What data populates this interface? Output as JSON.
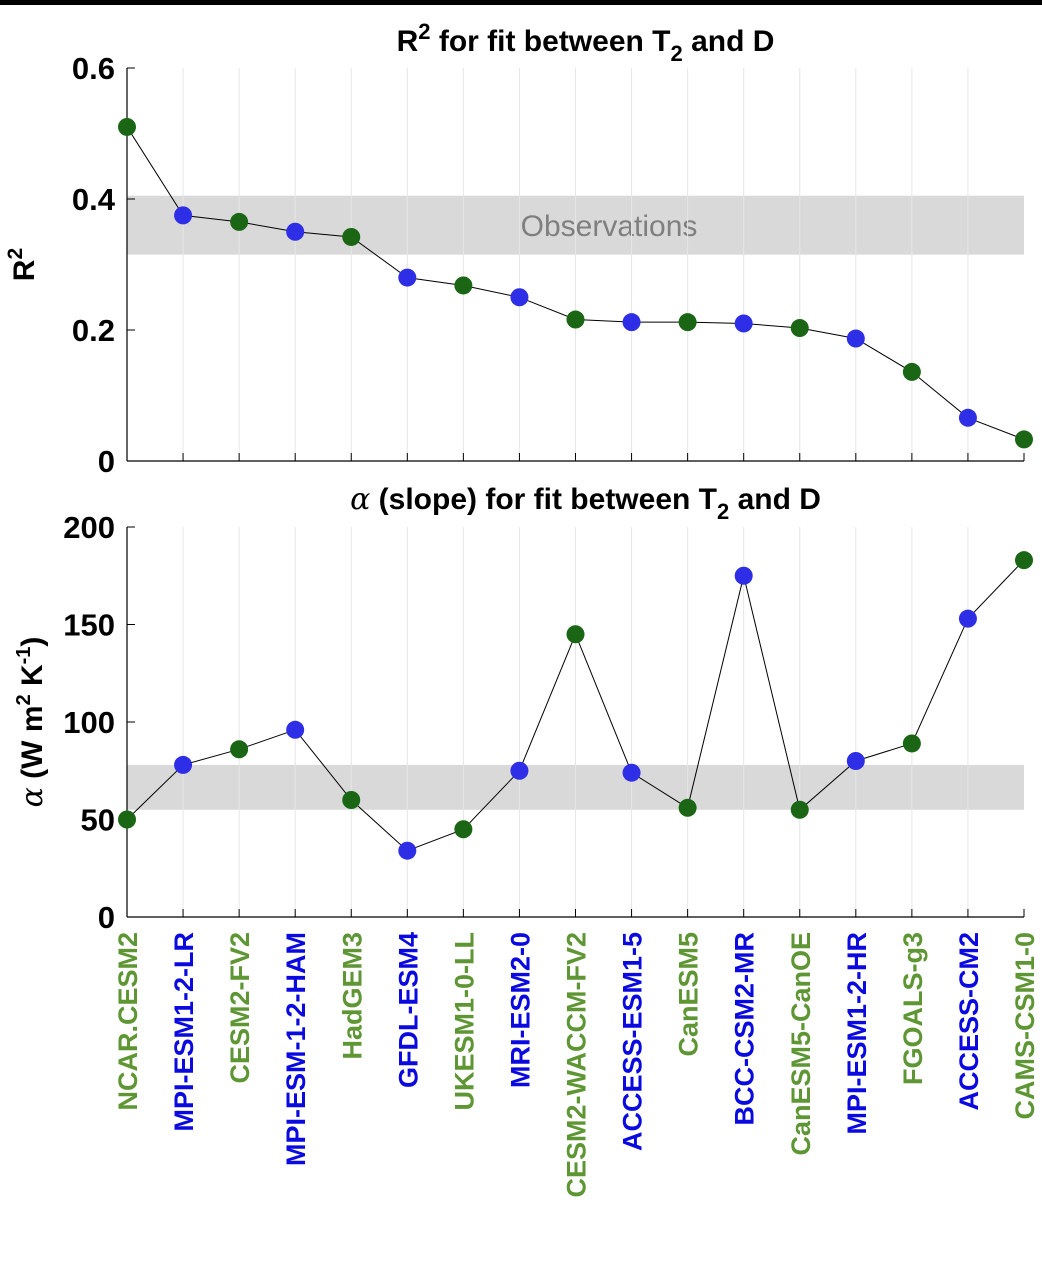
{
  "chart_data": [
    {
      "type": "line",
      "title_main": "R",
      "title_sup": "2",
      "title_mid": " for fit between T",
      "title_sub": "2",
      "title_end": " and D",
      "ylabel_main": "R",
      "ylabel_sup": "2",
      "ylim": [
        0,
        0.6
      ],
      "yticks": [
        "0",
        "0.2",
        "0.4",
        "0.6"
      ],
      "ytick_values": [
        0,
        0.2,
        0.4,
        0.6
      ],
      "observation_band": [
        0.315,
        0.405
      ],
      "observation_label": "Observations",
      "values": [
        0.51,
        0.375,
        0.365,
        0.35,
        0.342,
        0.28,
        0.268,
        0.25,
        0.216,
        0.212,
        0.212,
        0.21,
        0.203,
        0.187,
        0.136,
        0.066,
        0.033
      ]
    },
    {
      "type": "line",
      "title_alpha": "α",
      "title_mid": " (slope) for fit between T",
      "title_sub": "2",
      "title_end": " and D",
      "ylabel_alpha": "α",
      "ylabel_a": " (W m",
      "ylabel_sup1": "2",
      "ylabel_b": " K",
      "ylabel_sup2": "-1",
      "ylabel_c": ")",
      "ylim": [
        0,
        200
      ],
      "yticks": [
        "0",
        "50",
        "100",
        "150",
        "200"
      ],
      "ytick_values": [
        0,
        50,
        100,
        150,
        200
      ],
      "observation_band": [
        55,
        78
      ],
      "values": [
        50,
        78,
        86,
        96,
        60,
        34,
        45,
        75,
        145,
        74,
        56,
        175,
        55,
        80,
        89,
        153,
        183
      ]
    }
  ],
  "categories": [
    "NCAR.CESM2",
    "MPI-ESM1-2-LR",
    "CESM2-FV2",
    "MPI-ESM-1-2-HAM",
    "HadGEM3",
    "GFDL-ESM4",
    "UKESM1-0-LL",
    "MRI-ESM2-0",
    "CESM2-WACCM-FV2",
    "ACCESS-ESM1-5",
    "CanESM5",
    "BCC-CSM2-MR",
    "CanESM5-CanOE",
    "MPI-ESM1-2-HR",
    "FGOALS-g3",
    "ACCESS-CM2",
    "CAMS-CSM1-0"
  ],
  "category_groups": [
    "green",
    "blue",
    "green",
    "blue",
    "green",
    "blue",
    "green",
    "blue",
    "green",
    "blue",
    "green",
    "blue",
    "green",
    "blue",
    "green",
    "blue",
    "green"
  ],
  "colors": {
    "green_marker": "#1a6614",
    "blue_marker": "#2e2ee6",
    "green_label": "#5e9634",
    "blue_label": "#0a0ae0",
    "band": "#d9d9d9",
    "band_text": "#7f7f7f",
    "line": "#000000"
  },
  "grid": "vertical"
}
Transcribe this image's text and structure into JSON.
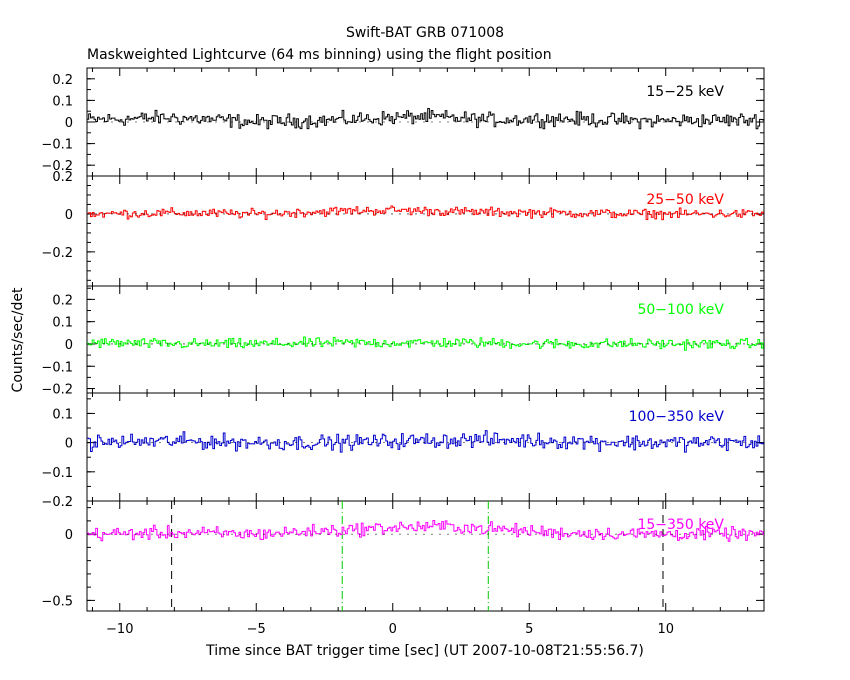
{
  "chart_data": {
    "type": "line",
    "title": "Swift-BAT GRB 071008",
    "subtitle": "Maskweighted Lightcurve (64 ms binning) using the flight position",
    "xlabel": "Time since BAT trigger time [sec] (UT 2007-10-08T21:55:56.7)",
    "ylabel": "Counts/sec/det",
    "xlim": [
      -11.2,
      13.6
    ],
    "x_ticks": [
      -10,
      -5,
      0,
      5,
      10
    ],
    "x_tick_labels": [
      "−10",
      "−5",
      "0",
      "5",
      "10"
    ],
    "grid": false,
    "panels": [
      {
        "name": "15−25 keV",
        "color": "#000000",
        "ylim": [
          -0.25,
          0.25
        ],
        "y_ticks": [
          -0.2,
          -0.1,
          0,
          0.1,
          0.2
        ],
        "y_tick_labels": [
          "−0.2",
          "−0.1",
          "0",
          "0.1",
          "0.2"
        ],
        "noise_amplitude": 0.02,
        "x": [
          -11.2,
          -8.1,
          -5,
          -2,
          1.1,
          3.5,
          6,
          9,
          13.6
        ],
        "values": [
          0.01,
          0.02,
          0.0,
          0.01,
          0.025,
          0.01,
          0.015,
          0.005,
          0.01
        ]
      },
      {
        "name": "25−50 keV",
        "color": "#ff0000",
        "ylim": [
          -0.38,
          0.2
        ],
        "y_ticks": [
          -0.2,
          0,
          0.2
        ],
        "y_tick_labels": [
          "−0.2",
          "0",
          "0.2"
        ],
        "noise_amplitude": 0.015,
        "x": [
          -11.2,
          -8,
          -5,
          -2,
          0,
          3,
          6,
          9,
          13.6
        ],
        "values": [
          0.0,
          0.005,
          0.0,
          0.015,
          0.02,
          0.01,
          0.005,
          0.0,
          0.0
        ]
      },
      {
        "name": "50−100 keV",
        "color": "#00ff00",
        "ylim": [
          -0.22,
          0.26
        ],
        "y_ticks": [
          -0.2,
          -0.1,
          0,
          0.1,
          0.2
        ],
        "y_tick_labels": [
          "−0.2",
          "−0.1",
          "0",
          "0.1",
          "0.2"
        ],
        "noise_amplitude": 0.014,
        "x": [
          -11.2,
          -8,
          -5,
          -2,
          0,
          3,
          6,
          9,
          13.6
        ],
        "values": [
          0.005,
          0.0,
          0.0,
          0.005,
          0.005,
          0.005,
          0.0,
          0.0,
          0.0
        ]
      },
      {
        "name": "100−350 keV",
        "color": "#0000cc",
        "ylim": [
          -0.2,
          0.17
        ],
        "y_ticks": [
          -0.2,
          -0.1,
          0,
          0.1
        ],
        "y_tick_labels": [
          "−0.2",
          "−0.1",
          "0",
          "0.1"
        ],
        "noise_amplitude": 0.016,
        "x": [
          -11.2,
          -8,
          -5,
          -2,
          0,
          3,
          6,
          9,
          13.6
        ],
        "values": [
          0.0,
          0.005,
          0.0,
          0.0,
          0.005,
          0.01,
          0.005,
          0.0,
          0.0
        ]
      },
      {
        "name": "15−350 keV",
        "color": "#ff00ff",
        "ylim": [
          -0.58,
          0.25
        ],
        "y_ticks": [
          -0.5,
          0
        ],
        "y_tick_labels": [
          "−0.5",
          "0"
        ],
        "noise_amplitude": 0.03,
        "x": [
          -11.2,
          -8,
          -5,
          -2,
          0,
          2,
          3.5,
          6,
          9,
          13.6
        ],
        "values": [
          0.0,
          0.01,
          0.0,
          0.03,
          0.05,
          0.06,
          0.04,
          0.01,
          0.0,
          0.0
        ],
        "dashed_lines": [
          {
            "x": -8.1,
            "color": "#000000",
            "style": "dash"
          },
          {
            "x": -1.85,
            "color": "#00cc00",
            "style": "dashdot"
          },
          {
            "x": 3.5,
            "color": "#00cc00",
            "style": "dashdot"
          },
          {
            "x": 9.9,
            "color": "#000000",
            "style": "dash"
          }
        ]
      }
    ]
  }
}
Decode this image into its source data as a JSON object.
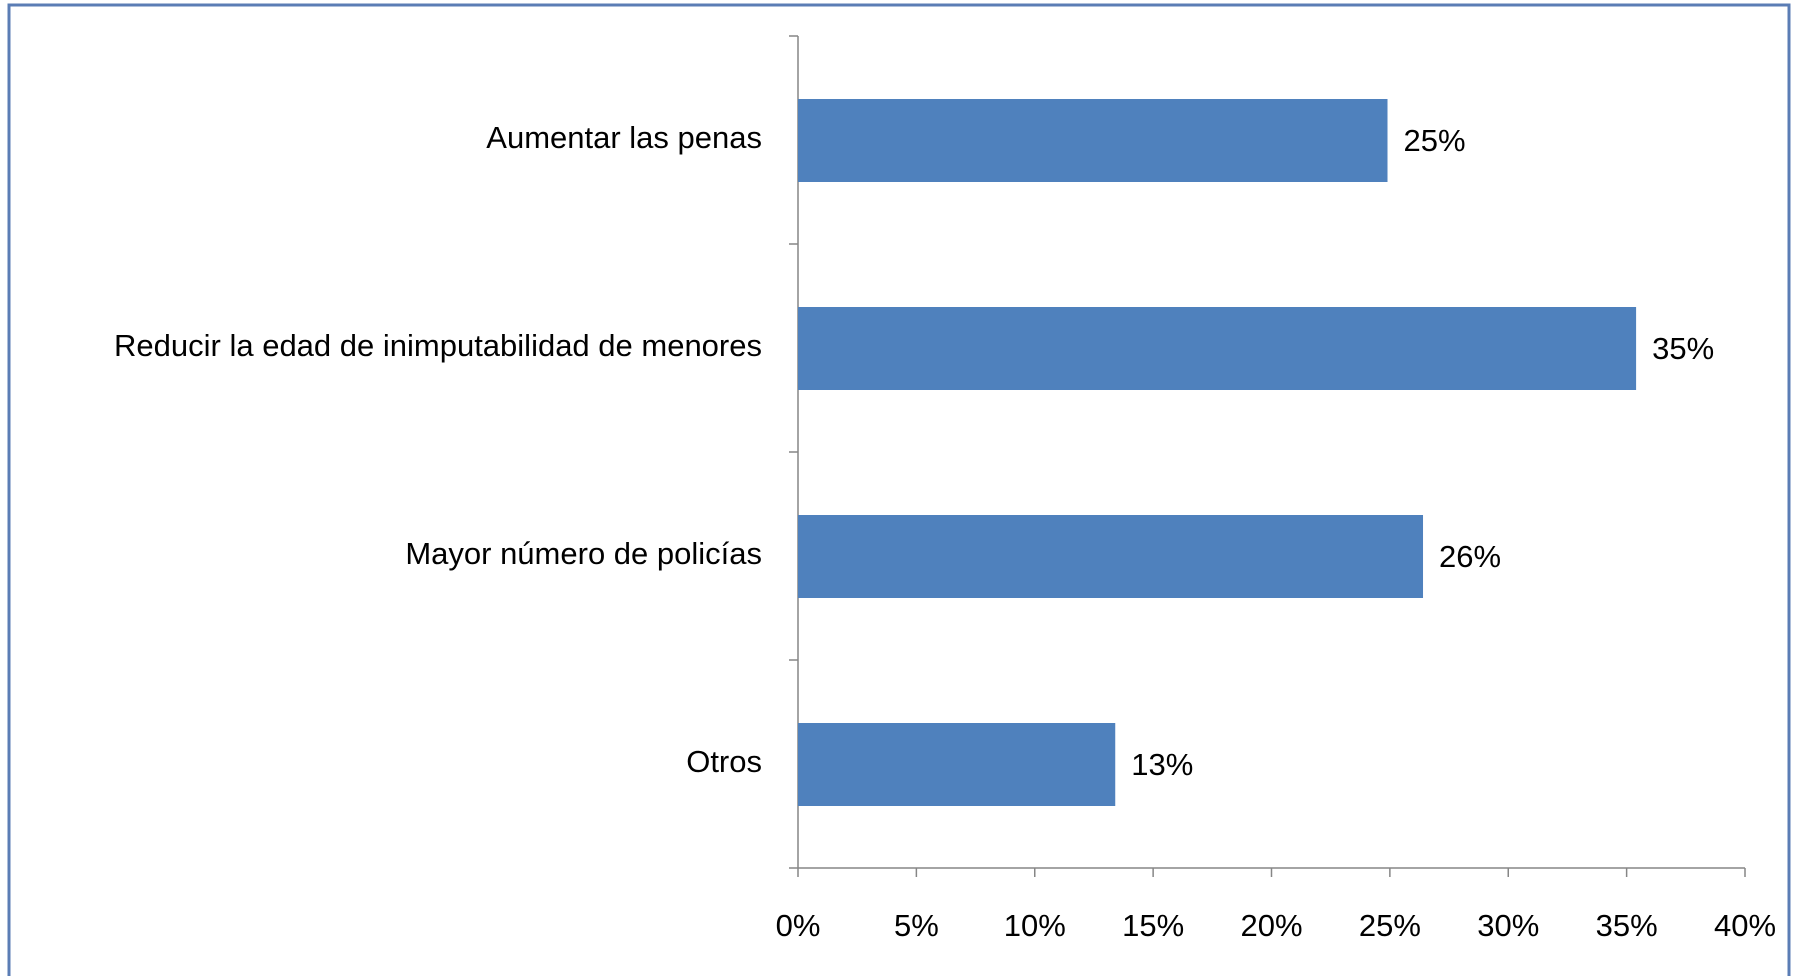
{
  "chart_data": {
    "type": "barh",
    "categories": [
      "Aumentar las penas",
      "Reducir la edad de inimputabilidad de menores",
      "Mayor número de policías",
      "Otros"
    ],
    "values": [
      24.9,
      35.4,
      26.4,
      13.4
    ],
    "value_labels": [
      "25%",
      "35%",
      "26%",
      "13%"
    ],
    "color": "#4f81bd",
    "xlim": [
      0,
      40
    ],
    "xticks": [
      {
        "value": 0,
        "label": "0%"
      },
      {
        "value": 5,
        "label": "5%"
      },
      {
        "value": 10,
        "label": "10%"
      },
      {
        "value": 15,
        "label": "15%"
      },
      {
        "value": 20,
        "label": "20%"
      },
      {
        "value": 25,
        "label": "25%"
      },
      {
        "value": 30,
        "label": "30%"
      },
      {
        "value": 35,
        "label": "35%"
      },
      {
        "value": 40,
        "label": "40%"
      }
    ],
    "grid": false
  }
}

= Problem statement =
Each entry above should be reproduced exactly, with the pictures removed.

= Final result =
What data populates this interface? Output as JSON.
{
  "chart_data": [
    {
      "type": "line",
      "title_main": "R",
      "title_sup": "2",
      "title_mid": " for fit between T",
      "title_sub": "2",
      "title_end": " and D",
      "ylabel_main": "R",
      "ylabel_sup": "2",
      "ylim": [
        0,
        0.6
      ],
      "yticks": [
        "0",
        "0.2",
        "0.4",
        "0.6"
      ],
      "ytick_values": [
        0,
        0.2,
        0.4,
        0.6
      ],
      "observation_band": [
        0.315,
        0.405
      ],
      "observation_label": "Observations",
      "values": [
        0.51,
        0.375,
        0.365,
        0.35,
        0.342,
        0.28,
        0.268,
        0.25,
        0.216,
        0.212,
        0.212,
        0.21,
        0.203,
        0.187,
        0.136,
        0.066,
        0.033
      ]
    },
    {
      "type": "line",
      "title_alpha": "α",
      "title_mid": " (slope) for fit between T",
      "title_sub": "2",
      "title_end": " and D",
      "ylabel_alpha": "α",
      "ylabel_a": " (W m",
      "ylabel_sup1": "2",
      "ylabel_b": " K",
      "ylabel_sup2": "-1",
      "ylabel_c": ")",
      "ylim": [
        0,
        200
      ],
      "yticks": [
        "0",
        "50",
        "100",
        "150",
        "200"
      ],
      "ytick_values": [
        0,
        50,
        100,
        150,
        200
      ],
      "observation_band": [
        55,
        78
      ],
      "values": [
        50,
        78,
        86,
        96,
        60,
        34,
        45,
        75,
        145,
        74,
        56,
        175,
        55,
        80,
        89,
        153,
        183
      ]
    }
  ],
  "categories": [
    "NCAR.CESM2",
    "MPI-ESM1-2-LR",
    "CESM2-FV2",
    "MPI-ESM-1-2-HAM",
    "HadGEM3",
    "GFDL-ESM4",
    "UKESM1-0-LL",
    "MRI-ESM2-0",
    "CESM2-WACCM-FV2",
    "ACCESS-ESM1-5",
    "CanESM5",
    "BCC-CSM2-MR",
    "CanESM5-CanOE",
    "MPI-ESM1-2-HR",
    "FGOALS-g3",
    "ACCESS-CM2",
    "CAMS-CSM1-0"
  ],
  "category_groups": [
    "green",
    "blue",
    "green",
    "blue",
    "green",
    "blue",
    "green",
    "blue",
    "green",
    "blue",
    "green",
    "blue",
    "green",
    "blue",
    "green",
    "blue",
    "green"
  ],
  "colors": {
    "green_marker": "#1a6614",
    "blue_marker": "#2e2ee6",
    "green_label": "#5e9634",
    "blue_label": "#0a0ae0",
    "band": "#d9d9d9",
    "band_text": "#7f7f7f",
    "line": "#000000"
  },
  "grid": "vertical"
}
Transcribe this image's text and structure into JSON.
{
  "chart_data": {
    "type": "line",
    "title": "Swift-BAT GRB 071008",
    "subtitle": "Maskweighted Lightcurve (64 ms binning) using the flight position",
    "xlabel": "Time since BAT trigger time [sec] (UT 2007-10-08T21:55:56.7)",
    "ylabel": "Counts/sec/det",
    "xlim": [
      -11.2,
      13.6
    ],
    "x_ticks": [
      -10,
      -5,
      0,
      5,
      10
    ],
    "x_tick_labels": [
      "−10",
      "−5",
      "0",
      "5",
      "10"
    ],
    "grid": false,
    "panels": [
      {
        "name": "15−25 keV",
        "color": "#000000",
        "ylim": [
          -0.25,
          0.25
        ],
        "y_ticks": [
          -0.2,
          -0.1,
          0,
          0.1,
          0.2
        ],
        "y_tick_labels": [
          "−0.2",
          "−0.1",
          "0",
          "0.1",
          "0.2"
        ],
        "noise_amplitude": 0.02,
        "x": [
          -11.2,
          -8.1,
          -5,
          -2,
          1.1,
          3.5,
          6,
          9,
          13.6
        ],
        "values": [
          0.01,
          0.02,
          0.0,
          0.01,
          0.025,
          0.01,
          0.015,
          0.005,
          0.01
        ]
      },
      {
        "name": "25−50 keV",
        "color": "#ff0000",
        "ylim": [
          -0.38,
          0.2
        ],
        "y_ticks": [
          -0.2,
          0,
          0.2
        ],
        "y_tick_labels": [
          "−0.2",
          "0",
          "0.2"
        ],
        "noise_amplitude": 0.015,
        "x": [
          -11.2,
          -8,
          -5,
          -2,
          0,
          3,
          6,
          9,
          13.6
        ],
        "values": [
          0.0,
          0.005,
          0.0,
          0.015,
          0.02,
          0.01,
          0.005,
          0.0,
          0.0
        ]
      },
      {
        "name": "50−100 keV",
        "color": "#00ff00",
        "ylim": [
          -0.22,
          0.26
        ],
        "y_ticks": [
          -0.2,
          -0.1,
          0,
          0.1,
          0.2
        ],
        "y_tick_labels": [
          "−0.2",
          "−0.1",
          "0",
          "0.1",
          "0.2"
        ],
        "noise_amplitude": 0.014,
        "x": [
          -11.2,
          -8,
          -5,
          -2,
          0,
          3,
          6,
          9,
          13.6
        ],
        "values": [
          0.005,
          0.0,
          0.0,
          0.005,
          0.005,
          0.005,
          0.0,
          0.0,
          0.0
        ]
      },
      {
        "name": "100−350 keV",
        "color": "#0000cc",
        "ylim": [
          -0.2,
          0.17
        ],
        "y_ticks": [
          -0.2,
          -0.1,
          0,
          0.1
        ],
        "y_tick_labels": [
          "−0.2",
          "−0.1",
          "0",
          "0.1"
        ],
        "noise_amplitude": 0.016,
        "x": [
          -11.2,
          -8,
          -5,
          -2,
          0,
          3,
          6,
          9,
          13.6
        ],
        "values": [
          0.0,
          0.005,
          0.0,
          0.0,
          0.005,
          0.01,
          0.005,
          0.0,
          0.0
        ]
      },
      {
        "name": "15−350 keV",
        "color": "#ff00ff",
        "ylim": [
          -0.58,
          0.25
        ],
        "y_ticks": [
          -0.5,
          0
        ],
        "y_tick_labels": [
          "−0.5",
          "0"
        ],
        "noise_amplitude": 0.03,
        "x": [
          -11.2,
          -8,
          -5,
          -2,
          0,
          2,
          3.5,
          6,
          9,
          13.6
        ],
        "values": [
          0.0,
          0.01,
          0.0,
          0.03,
          0.05,
          0.06,
          0.04,
          0.01,
          0.0,
          0.0
        ],
        "dashed_lines": [
          {
            "x": -8.1,
            "color": "#000000",
            "style": "dash"
          },
          {
            "x": -1.85,
            "color": "#00cc00",
            "style": "dashdot"
          },
          {
            "x": 3.5,
            "color": "#00cc00",
            "style": "dashdot"
          },
          {
            "x": 9.9,
            "color": "#000000",
            "style": "dash"
          }
        ]
      }
    ]
  }
}
Decode this image into its source data as a JSON object.
{
  "chart_data": {
    "type": "barh",
    "categories": [
      "Aumentar las penas",
      "Reducir la edad de inimputabilidad de menores",
      "Mayor número de policías",
      "Otros"
    ],
    "values": [
      24.9,
      35.4,
      26.4,
      13.4
    ],
    "value_labels": [
      "25%",
      "35%",
      "26%",
      "13%"
    ],
    "color": "#4f81bd",
    "xlim": [
      0,
      40
    ],
    "xticks": [
      {
        "value": 0,
        "label": "0%"
      },
      {
        "value": 5,
        "label": "5%"
      },
      {
        "value": 10,
        "label": "10%"
      },
      {
        "value": 15,
        "label": "15%"
      },
      {
        "value": 20,
        "label": "20%"
      },
      {
        "value": 25,
        "label": "25%"
      },
      {
        "value": 30,
        "label": "30%"
      },
      {
        "value": 35,
        "label": "35%"
      },
      {
        "value": 40,
        "label": "40%"
      }
    ],
    "grid": false
  }
}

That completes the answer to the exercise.